TEKS KUTIPAN:
^^^^^^^^
Tentang terorisme yang benar-benar musuh besar bersama kita, saya sangat yakin itu sudah dalam buku kerja babinsa dan bhabinkamtibmas. Bisa jadi, mereka memantau setiap pergerakan masyarakat yang mencurigakan untuk kemudian melaporkan ke pimpinan dalam bentuk LI (laporan intelejen). Tapi tentu saja, sebagai manusia, mereka juga bisa lengah atau kewalahan mengawasi setiap gang sempit di sekitar kita.
Celah sempit inilah yang menjadi bidang garap kita sebagai change agent. Kita melibatkan diri secara aktif untuk sekedar kepo (ingin tahu) apa yang ada di tetangga kita. Kita harus curiga bila ada tetangga kita yang ulahnya mencurigakan. Intinya, kita harus saling mengenal dengan orang di sekitar kita.
Bertetangga tidak perlu alat apapun. Kita tinggal membuka pintu pagar rumah kita dan mencoba keliling di sekitar kampung. Menyapa dan bertanya kabar bila bertemu dengan tetangga dan luangkan waktu untuk berbincang sejenak.
Bertetangga itu sederhana. Kita tidak perlu harus membeli smartphone kemudian menginstal aplikasi tetangga, baru bisa menyapa orang yang tinggal di sebelah rumah kita. Itupun, aplikasi ini juga harus diinstal oleh tetangga sebelah rumah, agar bisa mengobrol. Alangkah rumitnya bertetangga dengan aplikasi ini.
Aplikasi ini menurut saya malah menyulitkan cara bertetangga yang sangat sederhana. Saya membandingkan aplikasi tetangga ini dengan menghitung 1+1 menggunakan kalkulator yang dilengkapi dengan sin, cos, tg dan dengan 4 angka desimalnya. Terlalu rumit, ribet untuk menyelesaikan hal yang sederhana.
^^^^^^^^
YANG DIKERJAKAN: Dalam teks tentang bertetangga di atas, aplikasi tetangga dibandingkan dengan apa?
^^^^^^^^
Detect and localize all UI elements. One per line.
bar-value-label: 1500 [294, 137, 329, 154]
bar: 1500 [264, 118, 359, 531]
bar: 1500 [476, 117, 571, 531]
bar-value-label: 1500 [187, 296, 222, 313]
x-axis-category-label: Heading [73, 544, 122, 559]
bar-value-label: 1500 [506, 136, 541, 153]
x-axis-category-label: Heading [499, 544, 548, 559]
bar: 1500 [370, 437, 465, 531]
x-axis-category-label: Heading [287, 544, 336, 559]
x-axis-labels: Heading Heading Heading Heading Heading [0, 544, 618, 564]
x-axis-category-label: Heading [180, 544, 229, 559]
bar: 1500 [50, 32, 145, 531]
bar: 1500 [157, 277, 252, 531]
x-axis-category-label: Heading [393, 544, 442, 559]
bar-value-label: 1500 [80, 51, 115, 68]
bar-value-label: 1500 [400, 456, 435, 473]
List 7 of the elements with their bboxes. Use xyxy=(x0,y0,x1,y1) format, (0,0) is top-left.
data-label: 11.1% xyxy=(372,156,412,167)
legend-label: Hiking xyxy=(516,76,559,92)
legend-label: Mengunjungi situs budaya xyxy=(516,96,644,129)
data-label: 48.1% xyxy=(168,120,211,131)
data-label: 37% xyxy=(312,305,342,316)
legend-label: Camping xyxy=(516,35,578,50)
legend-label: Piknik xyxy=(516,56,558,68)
^^^^^^^^
JAWABAN: Dengan menghitung 1+1 memakai kalkulator yang dilengkapi sin, cos, tg, dan empat angka desimal.